Reproduce the material word for word; the images stay out.

##### RECORDS PROVIDED #####

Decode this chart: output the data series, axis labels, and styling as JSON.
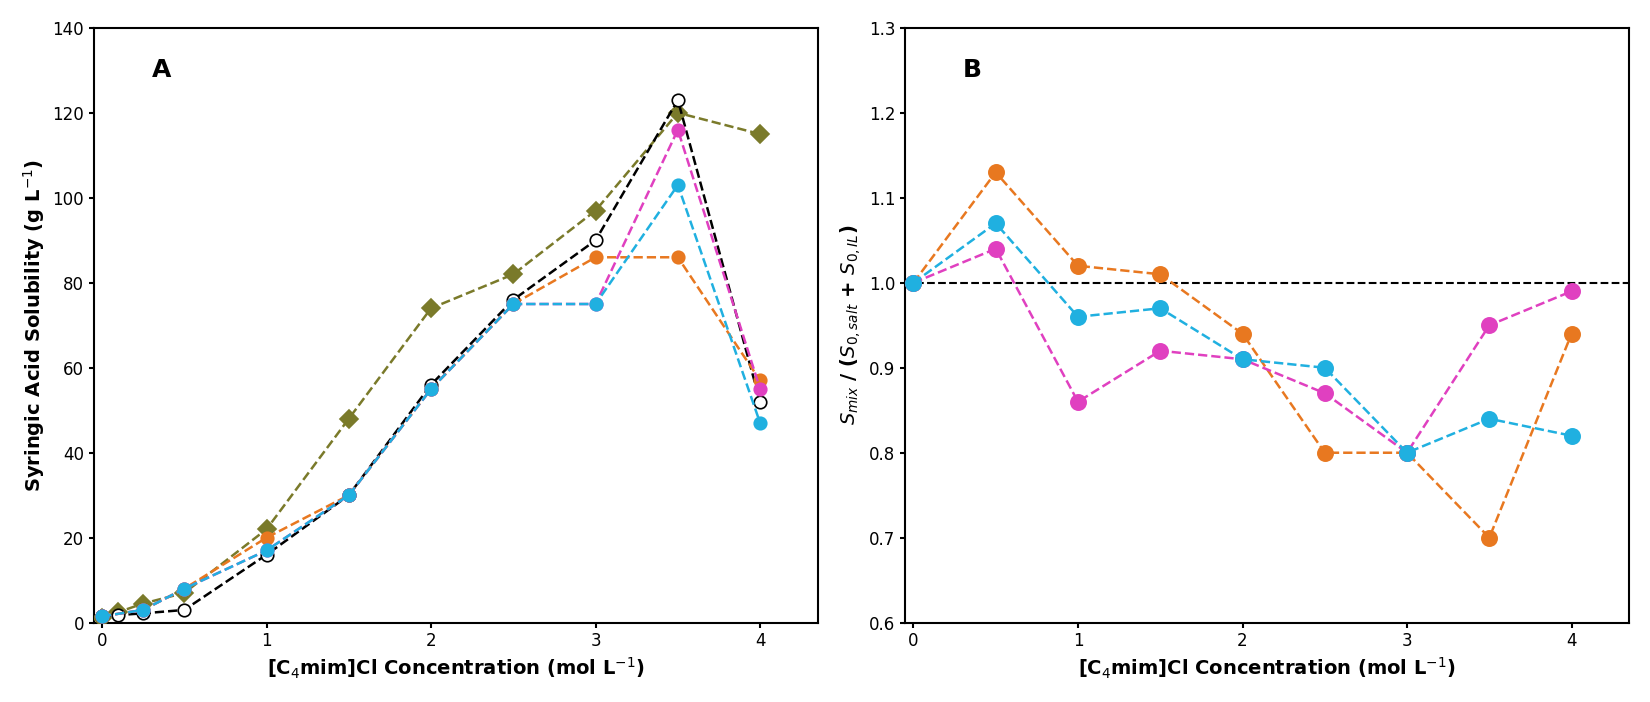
{
  "panel_A": {
    "label": "A",
    "xlabel": "[C$_4$mim]Cl Concentration (mol L$^{-1}$)",
    "ylabel": "Syringic Acid Solubility (g L$^{-1}$)",
    "xlim": [
      -0.05,
      4.35
    ],
    "ylim": [
      0,
      140
    ],
    "yticks": [
      0,
      20,
      40,
      60,
      80,
      100,
      120,
      140
    ],
    "xticks": [
      0,
      1,
      2,
      3,
      4
    ],
    "series": {
      "black_circle": {
        "x": [
          0,
          0.1,
          0.25,
          0.5,
          1.0,
          1.5,
          2.0,
          2.5,
          3.0,
          3.5,
          4.0
        ],
        "y": [
          1.5,
          1.8,
          2.2,
          3.0,
          16.0,
          30.0,
          56.0,
          76.0,
          90.0,
          123.0,
          52.0
        ],
        "color": "#000000",
        "marker": "o",
        "markerfacecolor": "white",
        "markeredgecolor": "black",
        "markersize": 9,
        "linestyle": "--",
        "linewidth": 1.8,
        "zorder": 4
      },
      "olive_diamond": {
        "x": [
          0,
          0.1,
          0.25,
          0.5,
          1.0,
          1.5,
          2.0,
          2.5,
          3.0,
          3.5,
          4.0
        ],
        "y": [
          1.0,
          2.5,
          4.5,
          7.0,
          22.0,
          48.0,
          74.0,
          82.0,
          97.0,
          120.0,
          115.0
        ],
        "color": "#7a7a2a",
        "marker": "D",
        "markerfacecolor": "#7a7a2a",
        "markeredgecolor": "#7a7a2a",
        "markersize": 9,
        "linestyle": "--",
        "linewidth": 1.8,
        "zorder": 3
      },
      "orange_circle": {
        "x": [
          0,
          0.25,
          0.5,
          1.0,
          1.5,
          2.0,
          2.5,
          3.0,
          3.5,
          4.0
        ],
        "y": [
          1.5,
          3.0,
          8.0,
          20.0,
          30.0,
          55.0,
          75.0,
          86.0,
          86.0,
          57.0
        ],
        "color": "#E87820",
        "marker": "o",
        "markerfacecolor": "#E87820",
        "markeredgecolor": "#E87820",
        "markersize": 9,
        "linestyle": "--",
        "linewidth": 1.8,
        "zorder": 5
      },
      "magenta_circle": {
        "x": [
          0,
          0.25,
          0.5,
          1.0,
          1.5,
          2.0,
          2.5,
          3.0,
          3.5,
          4.0
        ],
        "y": [
          1.5,
          3.0,
          8.0,
          17.0,
          30.0,
          55.0,
          75.0,
          75.0,
          116.0,
          55.0
        ],
        "color": "#E040C0",
        "marker": "o",
        "markerfacecolor": "#E040C0",
        "markeredgecolor": "#E040C0",
        "markersize": 9,
        "linestyle": "--",
        "linewidth": 1.8,
        "zorder": 5
      },
      "cyan_circle": {
        "x": [
          0,
          0.25,
          0.5,
          1.0,
          1.5,
          2.0,
          2.5,
          3.0,
          3.5,
          4.0
        ],
        "y": [
          1.5,
          3.0,
          8.0,
          17.0,
          30.0,
          55.0,
          75.0,
          75.0,
          103.0,
          47.0
        ],
        "color": "#20B0E0",
        "marker": "o",
        "markerfacecolor": "#20B0E0",
        "markeredgecolor": "#20B0E0",
        "markersize": 9,
        "linestyle": "--",
        "linewidth": 1.8,
        "zorder": 5
      }
    }
  },
  "panel_B": {
    "label": "B",
    "xlabel": "[C$_4$mim]Cl Concentration (mol L$^{-1}$)",
    "ylabel": "$S_{mix}$ / ($S_{0,salt}$ + $S_{0,IL}$)",
    "xlim": [
      -0.05,
      4.35
    ],
    "ylim": [
      0.6,
      1.3
    ],
    "yticks": [
      0.6,
      0.7,
      0.8,
      0.9,
      1.0,
      1.1,
      1.2,
      1.3
    ],
    "xticks": [
      0,
      1,
      2,
      3,
      4
    ],
    "hline_y": 1.0,
    "series": {
      "orange_circle": {
        "x": [
          0,
          0.5,
          1.0,
          1.5,
          2.0,
          2.5,
          3.0,
          3.5,
          4.0
        ],
        "y": [
          1.0,
          1.13,
          1.02,
          1.01,
          0.94,
          0.8,
          0.8,
          0.7,
          0.94
        ],
        "color": "#E87820",
        "marker": "o",
        "markerfacecolor": "#E87820",
        "markeredgecolor": "#E87820",
        "markersize": 11,
        "linestyle": "--",
        "linewidth": 1.8,
        "zorder": 5
      },
      "magenta_circle": {
        "x": [
          0,
          0.5,
          1.0,
          1.5,
          2.0,
          2.5,
          3.0,
          3.5,
          4.0
        ],
        "y": [
          1.0,
          1.04,
          0.86,
          0.92,
          0.91,
          0.87,
          0.8,
          0.95,
          0.99
        ],
        "color": "#E040C0",
        "marker": "o",
        "markerfacecolor": "#E040C0",
        "markeredgecolor": "#E040C0",
        "markersize": 11,
        "linestyle": "--",
        "linewidth": 1.8,
        "zorder": 5
      },
      "cyan_circle": {
        "x": [
          0,
          0.5,
          1.0,
          1.5,
          2.0,
          2.5,
          3.0,
          3.5,
          4.0
        ],
        "y": [
          1.0,
          1.07,
          0.96,
          0.97,
          0.91,
          0.9,
          0.8,
          0.84,
          0.82
        ],
        "color": "#20B0E0",
        "marker": "o",
        "markerfacecolor": "#20B0E0",
        "markeredgecolor": "#20B0E0",
        "markersize": 11,
        "linestyle": "--",
        "linewidth": 1.8,
        "zorder": 5
      }
    }
  },
  "fig_bg": "white",
  "axes_bg": "white",
  "label_fontsize": 14,
  "tick_fontsize": 12,
  "panel_label_fontsize": 18
}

#####

→ OUTPUT
Decode this chart: output the data series, axis labels, and styling as JSON.
{
  "panel_A": {
    "label": "A",
    "xlabel": "[C$_4$mim]Cl Concentration (mol L$^{-1}$)",
    "ylabel": "Syringic Acid Solubility (g L$^{-1}$)",
    "xlim": [
      -0.05,
      4.35
    ],
    "ylim": [
      0,
      140
    ],
    "yticks": [
      0,
      20,
      40,
      60,
      80,
      100,
      120,
      140
    ],
    "xticks": [
      0,
      1,
      2,
      3,
      4
    ],
    "series": {
      "black_circle": {
        "x": [
          0,
          0.1,
          0.25,
          0.5,
          1.0,
          1.5,
          2.0,
          2.5,
          3.0,
          3.5,
          4.0
        ],
        "y": [
          1.5,
          1.8,
          2.2,
          3.0,
          16.0,
          30.0,
          56.0,
          76.0,
          90.0,
          123.0,
          52.0
        ],
        "color": "#000000",
        "marker": "o",
        "markerfacecolor": "white",
        "markeredgecolor": "black",
        "markersize": 9,
        "linestyle": "--",
        "linewidth": 1.8,
        "zorder": 4
      },
      "olive_diamond": {
        "x": [
          0,
          0.1,
          0.25,
          0.5,
          1.0,
          1.5,
          2.0,
          2.5,
          3.0,
          3.5,
          4.0
        ],
        "y": [
          1.0,
          2.5,
          4.5,
          7.0,
          22.0,
          48.0,
          74.0,
          82.0,
          97.0,
          120.0,
          115.0
        ],
        "color": "#7a7a2a",
        "marker": "D",
        "markerfacecolor": "#7a7a2a",
        "markeredgecolor": "#7a7a2a",
        "markersize": 9,
        "linestyle": "--",
        "linewidth": 1.8,
        "zorder": 3
      },
      "orange_circle": {
        "x": [
          0,
          0.25,
          0.5,
          1.0,
          1.5,
          2.0,
          2.5,
          3.0,
          3.5,
          4.0
        ],
        "y": [
          1.5,
          3.0,
          8.0,
          20.0,
          30.0,
          55.0,
          75.0,
          86.0,
          86.0,
          57.0
        ],
        "color": "#E87820",
        "marker": "o",
        "markerfacecolor": "#E87820",
        "markeredgecolor": "#E87820",
        "markersize": 9,
        "linestyle": "--",
        "linewidth": 1.8,
        "zorder": 5
      },
      "magenta_circle": {
        "x": [
          0,
          0.25,
          0.5,
          1.0,
          1.5,
          2.0,
          2.5,
          3.0,
          3.5,
          4.0
        ],
        "y": [
          1.5,
          3.0,
          8.0,
          17.0,
          30.0,
          55.0,
          75.0,
          75.0,
          116.0,
          55.0
        ],
        "color": "#E040C0",
        "marker": "o",
        "markerfacecolor": "#E040C0",
        "markeredgecolor": "#E040C0",
        "markersize": 9,
        "linestyle": "--",
        "linewidth": 1.8,
        "zorder": 5
      },
      "cyan_circle": {
        "x": [
          0,
          0.25,
          0.5,
          1.0,
          1.5,
          2.0,
          2.5,
          3.0,
          3.5,
          4.0
        ],
        "y": [
          1.5,
          3.0,
          8.0,
          17.0,
          30.0,
          55.0,
          75.0,
          75.0,
          103.0,
          47.0
        ],
        "color": "#20B0E0",
        "marker": "o",
        "markerfacecolor": "#20B0E0",
        "markeredgecolor": "#20B0E0",
        "markersize": 9,
        "linestyle": "--",
        "linewidth": 1.8,
        "zorder": 5
      }
    }
  },
  "panel_B": {
    "label": "B",
    "xlabel": "[C$_4$mim]Cl Concentration (mol L$^{-1}$)",
    "ylabel": "$S_{mix}$ / ($S_{0,salt}$ + $S_{0,IL}$)",
    "xlim": [
      -0.05,
      4.35
    ],
    "ylim": [
      0.6,
      1.3
    ],
    "yticks": [
      0.6,
      0.7,
      0.8,
      0.9,
      1.0,
      1.1,
      1.2,
      1.3
    ],
    "xticks": [
      0,
      1,
      2,
      3,
      4
    ],
    "hline_y": 1.0,
    "series": {
      "orange_circle": {
        "x": [
          0,
          0.5,
          1.0,
          1.5,
          2.0,
          2.5,
          3.0,
          3.5,
          4.0
        ],
        "y": [
          1.0,
          1.13,
          1.02,
          1.01,
          0.94,
          0.8,
          0.8,
          0.7,
          0.94
        ],
        "color": "#E87820",
        "marker": "o",
        "markerfacecolor": "#E87820",
        "markeredgecolor": "#E87820",
        "markersize": 11,
        "linestyle": "--",
        "linewidth": 1.8,
        "zorder": 5
      },
      "magenta_circle": {
        "x": [
          0,
          0.5,
          1.0,
          1.5,
          2.0,
          2.5,
          3.0,
          3.5,
          4.0
        ],
        "y": [
          1.0,
          1.04,
          0.86,
          0.92,
          0.91,
          0.87,
          0.8,
          0.95,
          0.99
        ],
        "color": "#E040C0",
        "marker": "o",
        "markerfacecolor": "#E040C0",
        "markeredgecolor": "#E040C0",
        "markersize": 11,
        "linestyle": "--",
        "linewidth": 1.8,
        "zorder": 5
      },
      "cyan_circle": {
        "x": [
          0,
          0.5,
          1.0,
          1.5,
          2.0,
          2.5,
          3.0,
          3.5,
          4.0
        ],
        "y": [
          1.0,
          1.07,
          0.96,
          0.97,
          0.91,
          0.9,
          0.8,
          0.84,
          0.82
        ],
        "color": "#20B0E0",
        "marker": "o",
        "markerfacecolor": "#20B0E0",
        "markeredgecolor": "#20B0E0",
        "markersize": 11,
        "linestyle": "--",
        "linewidth": 1.8,
        "zorder": 5
      }
    }
  },
  "fig_bg": "white",
  "axes_bg": "white",
  "label_fontsize": 14,
  "tick_fontsize": 12,
  "panel_label_fontsize": 18
}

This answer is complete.